(What is required): Print the listing that follows, character for character.

** Start of Data extract **

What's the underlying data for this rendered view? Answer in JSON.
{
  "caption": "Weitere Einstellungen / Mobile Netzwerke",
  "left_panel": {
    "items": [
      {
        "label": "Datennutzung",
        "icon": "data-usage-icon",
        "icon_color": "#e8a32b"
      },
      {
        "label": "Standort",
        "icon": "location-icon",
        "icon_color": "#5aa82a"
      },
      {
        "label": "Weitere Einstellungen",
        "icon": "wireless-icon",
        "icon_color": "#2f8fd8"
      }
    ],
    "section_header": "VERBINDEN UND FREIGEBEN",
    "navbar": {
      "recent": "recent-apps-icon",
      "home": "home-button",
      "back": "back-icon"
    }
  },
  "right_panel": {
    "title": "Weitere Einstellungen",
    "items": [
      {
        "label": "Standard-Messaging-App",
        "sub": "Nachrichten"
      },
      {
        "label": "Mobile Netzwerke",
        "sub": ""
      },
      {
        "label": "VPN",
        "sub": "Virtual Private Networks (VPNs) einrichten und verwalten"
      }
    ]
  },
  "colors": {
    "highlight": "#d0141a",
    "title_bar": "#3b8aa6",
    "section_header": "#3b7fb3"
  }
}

** End of Data extract **

(The response):
What's the underlying data for this rendered view? Answer in JSON.
{
  "caption": "Weitere Einstellungen / Mobile Netzwerke",
  "left_panel": {
    "items": [
      {
        "label": "Datennutzung",
        "icon": "data-usage-icon",
        "icon_color": "#e8a32b"
      },
      {
        "label": "Standort",
        "icon": "location-icon",
        "icon_color": "#5aa82a"
      },
      {
        "label": "Weitere Einstellungen",
        "icon": "wireless-icon",
        "icon_color": "#2f8fd8"
      }
    ],
    "section_header": "VERBINDEN UND FREIGEBEN",
    "navbar": {
      "recent": "recent-apps-icon",
      "home": "home-button",
      "back": "back-icon"
    }
  },
  "right_panel": {
    "title": "Weitere Einstellungen",
    "items": [
      {
        "label": "Standard-Messaging-App",
        "sub": "Nachrichten"
      },
      {
        "label": "Mobile Netzwerke",
        "sub": ""
      },
      {
        "label": "VPN",
        "sub": "Virtual Private Networks (VPNs) einrichten und verwalten"
      }
    ]
  },
  "colors": {
    "highlight": "#d0141a",
    "title_bar": "#3b8aa6",
    "section_header": "#3b7fb3"
  }
}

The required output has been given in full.